Exercise goal »
Return each line of the data below exactly, omitting any pictures.
════════════════
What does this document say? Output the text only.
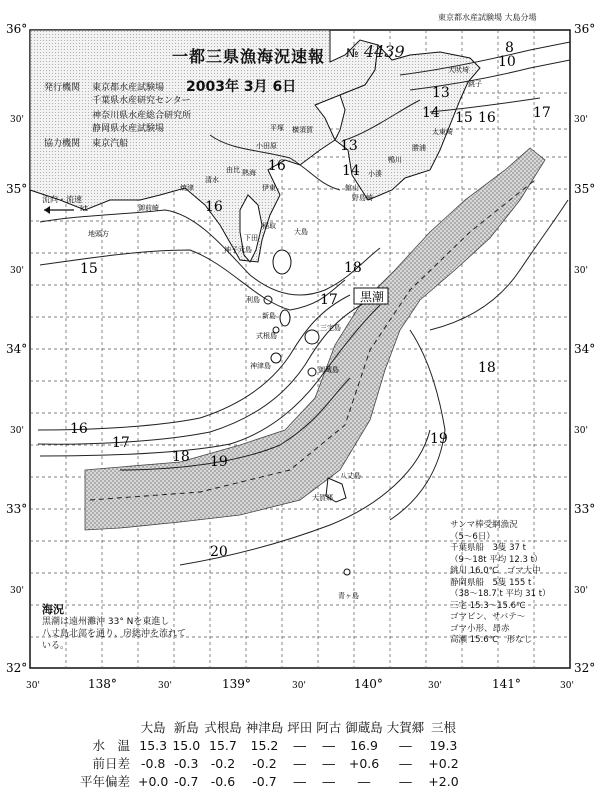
36°	36°
30'	30'
35°	35°
30'	30'
34°	34°
30'	30'
33°	33°
30'	30'
32°	32°
30'	138°	30'	139°	30'	140°	30'	141°	30'
8
10
13
13
14
14
15
15
16
16
16
16
17
17
17
18
18
18
19
19
20
黒潮
犬吠埼
銚子
平塚 横須賀
小田原	勝浦
鴨川
太東崎
小湊
館山
野島崎
熱海
伊東
稲取
下田
御前崎
焼津
清水
由比
地頭方	大島
利島
新島
式根島
神津島
三宅島
御蔵島
八丈島
大賀郷
青ヶ島
神子元島
東京都水産試験場 大島分場
一都三県漁海況速報 № 4439
2003年 3月 6日
発行機関 東京都水産試験場
千葉県水産研究センター
神奈川県水産総合研究所
静岡県水産試験場
協力機関 東京汽船
流向・流速
kt
サンマ棒受網漁況
（5～6日）
千葉県船　3隻 37 t
（9～18t 平均 12.3 t）
銚川 16.0℃　ゴマ大中
静岡県船　5隻 155 t
（38～18.7 t 平均 31 t）
三宅 15.3～15.6℃
ゴマビン、サバテ～
ゴマ小形、昂赤
高瀬 15.6℃　形なし
海況
黒潮は遠州灘沖 33° Nを東進し
八丈島北部を通り、房総沖を流れて
いる。
	大島	新島	式根島	神津島	坪田	阿古	御蔵島	大賀郷	三根
水　温	15.3	15.0	15.7	15.2	―	―	16.9	―	19.3
前日差	-0.8	-0.3	-0.2	-0.2	―	―	+0.6	―	+0.2
平年偏差	+0.0	-0.7	-0.6	-0.7	―	―	―	―	+2.0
════════════════
Written answer »
What does this document say? Output the text only.
36°	36°
30'	30'
35°	35°
30'	30'
34°	34°
30'	30'
33°	33°
30'	30'
32°	32°
30'	138°	30'	139°	30'	140°	30'	141°	30'
8
10
13
13
14
14
15
15
16
16
16
16
17
17
17
18
18
18
19
19
20
黒潮
犬吠埼
銚子
平塚 横須賀
小田原	勝浦
鴨川
太東崎
小湊
館山
野島崎
熱海
伊東
稲取
下田
御前崎
焼津
清水
由比
地頭方	大島
利島
新島
式根島
神津島
三宅島
御蔵島
八丈島
大賀郷
青ヶ島
神子元島
東京都水産試験場 大島分場
一都三県漁海況速報 № 4439
2003年 3月 6日
発行機関 東京都水産試験場
千葉県水産研究センター
神奈川県水産総合研究所
静岡県水産試験場
協力機関 東京汽船
流向・流速
kt
サンマ棒受網漁況
（5～6日）
千葉県船　3隻 37 t
（9～18t 平均 12.3 t）
銚川 16.0℃　ゴマ大中
静岡県船　5隻 155 t
（38～18.7 t 平均 31 t）
三宅 15.3～15.6℃
ゴマビン、サバテ～
ゴマ小形、昂赤
高瀬 15.6℃　形なし
海況
黒潮は遠州灘沖 33° Nを東進し
八丈島北部を通り、房総沖を流れて
いる。
	大島	新島	式根島	神津島	坪田	阿古	御蔵島	大賀郷	三根
水　温	15.3	15.0	15.7	15.2	―	―	16.9	―	19.3
前日差	-0.8	-0.3	-0.2	-0.2	―	―	+0.6	―	+0.2
平年偏差	+0.0	-0.7	-0.6	-0.7	―	―	―	―	+2.0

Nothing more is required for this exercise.